GIVEN EXERCISE
Extract the lines that carry the string "hist" from the listing.
##### INFORMATION SUPPLIED
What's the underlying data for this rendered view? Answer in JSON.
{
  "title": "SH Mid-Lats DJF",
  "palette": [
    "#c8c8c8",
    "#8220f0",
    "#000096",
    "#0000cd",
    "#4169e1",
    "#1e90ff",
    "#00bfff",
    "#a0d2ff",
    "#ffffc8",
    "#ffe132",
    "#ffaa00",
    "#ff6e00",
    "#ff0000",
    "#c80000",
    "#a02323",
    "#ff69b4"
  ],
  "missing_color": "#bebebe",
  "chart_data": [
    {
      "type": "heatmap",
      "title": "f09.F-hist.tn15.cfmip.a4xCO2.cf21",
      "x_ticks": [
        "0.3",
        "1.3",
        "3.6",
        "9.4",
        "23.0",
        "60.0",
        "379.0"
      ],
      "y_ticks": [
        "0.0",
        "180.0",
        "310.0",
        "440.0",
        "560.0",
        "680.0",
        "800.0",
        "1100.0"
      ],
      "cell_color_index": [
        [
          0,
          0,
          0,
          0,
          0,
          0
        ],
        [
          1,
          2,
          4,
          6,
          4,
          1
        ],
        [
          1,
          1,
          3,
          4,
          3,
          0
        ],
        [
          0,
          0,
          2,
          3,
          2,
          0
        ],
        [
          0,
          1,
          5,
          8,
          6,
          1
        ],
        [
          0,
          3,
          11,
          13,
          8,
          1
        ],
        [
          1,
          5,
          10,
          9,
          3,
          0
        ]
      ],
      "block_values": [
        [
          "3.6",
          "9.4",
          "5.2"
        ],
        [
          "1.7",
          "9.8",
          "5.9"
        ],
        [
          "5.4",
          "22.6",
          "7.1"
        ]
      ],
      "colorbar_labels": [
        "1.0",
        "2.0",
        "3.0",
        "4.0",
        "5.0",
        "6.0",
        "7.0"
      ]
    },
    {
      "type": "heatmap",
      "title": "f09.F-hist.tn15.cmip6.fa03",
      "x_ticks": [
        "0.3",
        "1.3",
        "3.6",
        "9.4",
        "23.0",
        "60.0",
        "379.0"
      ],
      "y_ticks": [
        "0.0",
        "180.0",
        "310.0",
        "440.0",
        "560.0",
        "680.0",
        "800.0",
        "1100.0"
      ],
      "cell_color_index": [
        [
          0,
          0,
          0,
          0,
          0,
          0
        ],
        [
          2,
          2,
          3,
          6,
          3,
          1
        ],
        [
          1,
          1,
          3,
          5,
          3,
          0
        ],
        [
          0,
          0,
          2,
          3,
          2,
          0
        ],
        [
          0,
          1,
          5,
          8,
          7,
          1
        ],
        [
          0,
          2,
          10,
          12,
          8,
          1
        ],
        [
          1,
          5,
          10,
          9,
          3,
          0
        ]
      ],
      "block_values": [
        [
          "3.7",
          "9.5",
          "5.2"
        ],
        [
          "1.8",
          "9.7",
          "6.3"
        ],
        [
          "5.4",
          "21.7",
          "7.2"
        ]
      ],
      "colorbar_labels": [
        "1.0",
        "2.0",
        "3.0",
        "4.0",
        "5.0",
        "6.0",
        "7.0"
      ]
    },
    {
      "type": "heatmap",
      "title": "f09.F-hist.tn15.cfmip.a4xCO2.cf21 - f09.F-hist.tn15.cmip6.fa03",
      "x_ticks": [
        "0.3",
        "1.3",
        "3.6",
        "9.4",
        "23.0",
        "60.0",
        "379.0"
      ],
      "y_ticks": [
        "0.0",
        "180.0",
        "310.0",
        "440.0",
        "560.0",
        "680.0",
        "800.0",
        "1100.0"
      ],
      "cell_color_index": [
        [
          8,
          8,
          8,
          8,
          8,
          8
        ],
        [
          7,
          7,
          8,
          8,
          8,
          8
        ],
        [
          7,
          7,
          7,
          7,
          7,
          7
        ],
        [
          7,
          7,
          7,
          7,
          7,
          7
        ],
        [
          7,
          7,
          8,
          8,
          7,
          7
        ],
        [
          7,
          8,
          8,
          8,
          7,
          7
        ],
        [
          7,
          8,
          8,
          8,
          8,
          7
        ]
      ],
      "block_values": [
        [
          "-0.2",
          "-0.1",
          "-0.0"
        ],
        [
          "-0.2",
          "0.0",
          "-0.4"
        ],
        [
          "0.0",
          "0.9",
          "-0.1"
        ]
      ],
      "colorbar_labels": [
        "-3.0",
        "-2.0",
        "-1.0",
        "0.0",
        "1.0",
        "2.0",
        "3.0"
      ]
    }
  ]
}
##########
FULL OUTPUT
      "title": "f09.F-hist.tn15.cfmip.a4xCO2.cf21",
      "title": "f09.F-hist.tn15.cmip6.fa03",
      "title": "f09.F-hist.tn15.cfmip.a4xCO2.cf21 - f09.F-hist.tn15.cmip6.fa03",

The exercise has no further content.